**EXERCISE TASK**
Check each line of the listing for the word "name" and report how many lines contain it, giving nothing but the number.

— start of RECORD EXTRACTS —

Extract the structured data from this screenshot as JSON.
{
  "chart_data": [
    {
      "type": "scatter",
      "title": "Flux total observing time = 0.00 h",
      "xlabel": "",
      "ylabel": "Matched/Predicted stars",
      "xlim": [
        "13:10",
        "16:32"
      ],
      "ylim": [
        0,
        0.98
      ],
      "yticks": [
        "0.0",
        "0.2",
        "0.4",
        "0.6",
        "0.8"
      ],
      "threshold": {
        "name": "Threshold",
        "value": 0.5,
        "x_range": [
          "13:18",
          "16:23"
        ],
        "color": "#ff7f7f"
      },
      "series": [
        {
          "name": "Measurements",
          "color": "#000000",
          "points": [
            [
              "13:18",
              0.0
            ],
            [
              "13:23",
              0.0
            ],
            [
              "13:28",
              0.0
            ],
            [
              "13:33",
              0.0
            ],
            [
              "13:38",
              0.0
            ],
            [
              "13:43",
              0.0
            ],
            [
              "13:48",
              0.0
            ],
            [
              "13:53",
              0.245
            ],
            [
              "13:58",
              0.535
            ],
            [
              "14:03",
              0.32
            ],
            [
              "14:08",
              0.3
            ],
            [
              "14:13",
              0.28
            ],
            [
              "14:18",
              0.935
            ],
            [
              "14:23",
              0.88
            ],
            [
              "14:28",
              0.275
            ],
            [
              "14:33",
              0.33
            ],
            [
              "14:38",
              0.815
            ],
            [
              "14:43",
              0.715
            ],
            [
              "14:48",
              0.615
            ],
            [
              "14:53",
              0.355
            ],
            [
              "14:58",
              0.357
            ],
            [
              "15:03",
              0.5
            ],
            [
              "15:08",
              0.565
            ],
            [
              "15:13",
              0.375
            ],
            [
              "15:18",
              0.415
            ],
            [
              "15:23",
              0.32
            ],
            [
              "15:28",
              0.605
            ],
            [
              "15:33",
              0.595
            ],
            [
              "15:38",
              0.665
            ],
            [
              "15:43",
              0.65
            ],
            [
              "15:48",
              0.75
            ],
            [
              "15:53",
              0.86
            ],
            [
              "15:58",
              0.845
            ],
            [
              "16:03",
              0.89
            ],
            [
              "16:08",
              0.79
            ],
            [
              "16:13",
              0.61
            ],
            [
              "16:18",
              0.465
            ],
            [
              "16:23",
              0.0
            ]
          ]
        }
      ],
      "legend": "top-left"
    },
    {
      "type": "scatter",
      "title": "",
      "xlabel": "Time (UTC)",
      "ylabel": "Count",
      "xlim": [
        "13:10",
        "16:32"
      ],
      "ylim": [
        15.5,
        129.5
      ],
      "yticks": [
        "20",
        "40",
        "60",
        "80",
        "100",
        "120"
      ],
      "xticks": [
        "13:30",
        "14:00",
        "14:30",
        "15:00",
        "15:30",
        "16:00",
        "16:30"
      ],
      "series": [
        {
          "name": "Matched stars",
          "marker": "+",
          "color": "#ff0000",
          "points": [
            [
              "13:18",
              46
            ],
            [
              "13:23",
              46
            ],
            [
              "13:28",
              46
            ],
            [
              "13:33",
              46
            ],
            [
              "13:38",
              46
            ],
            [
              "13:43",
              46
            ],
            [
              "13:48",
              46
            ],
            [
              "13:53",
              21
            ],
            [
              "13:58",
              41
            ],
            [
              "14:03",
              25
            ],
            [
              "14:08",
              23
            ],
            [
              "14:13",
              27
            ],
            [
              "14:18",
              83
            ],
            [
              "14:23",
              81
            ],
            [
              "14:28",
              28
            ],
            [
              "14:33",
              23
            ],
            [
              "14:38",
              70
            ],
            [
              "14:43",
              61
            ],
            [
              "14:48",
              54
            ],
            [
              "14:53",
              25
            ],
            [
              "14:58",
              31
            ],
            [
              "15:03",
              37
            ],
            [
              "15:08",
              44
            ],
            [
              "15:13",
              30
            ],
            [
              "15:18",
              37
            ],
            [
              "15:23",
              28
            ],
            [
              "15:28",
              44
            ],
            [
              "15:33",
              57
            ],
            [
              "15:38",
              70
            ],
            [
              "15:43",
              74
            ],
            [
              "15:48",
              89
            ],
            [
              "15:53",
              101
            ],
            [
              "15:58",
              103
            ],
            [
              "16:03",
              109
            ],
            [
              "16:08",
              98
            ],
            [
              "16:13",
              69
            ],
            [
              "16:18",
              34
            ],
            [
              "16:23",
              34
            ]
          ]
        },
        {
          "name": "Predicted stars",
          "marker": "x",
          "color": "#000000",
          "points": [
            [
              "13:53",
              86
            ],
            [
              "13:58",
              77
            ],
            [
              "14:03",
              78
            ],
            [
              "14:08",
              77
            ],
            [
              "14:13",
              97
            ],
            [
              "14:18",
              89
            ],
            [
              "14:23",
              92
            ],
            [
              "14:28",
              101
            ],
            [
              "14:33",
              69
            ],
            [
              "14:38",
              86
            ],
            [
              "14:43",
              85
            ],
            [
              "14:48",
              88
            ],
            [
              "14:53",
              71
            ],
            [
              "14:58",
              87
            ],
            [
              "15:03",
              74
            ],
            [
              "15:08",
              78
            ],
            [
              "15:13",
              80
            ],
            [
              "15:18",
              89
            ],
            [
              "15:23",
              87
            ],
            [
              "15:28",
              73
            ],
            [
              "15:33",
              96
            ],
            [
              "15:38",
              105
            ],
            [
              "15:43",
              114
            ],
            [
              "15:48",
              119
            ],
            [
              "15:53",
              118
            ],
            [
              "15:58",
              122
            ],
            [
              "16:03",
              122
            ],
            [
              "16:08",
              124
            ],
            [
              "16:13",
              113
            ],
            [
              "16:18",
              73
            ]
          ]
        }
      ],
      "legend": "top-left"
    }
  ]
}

— end of RECORD EXTRACTS —

**WRITTEN RESPONSE**
4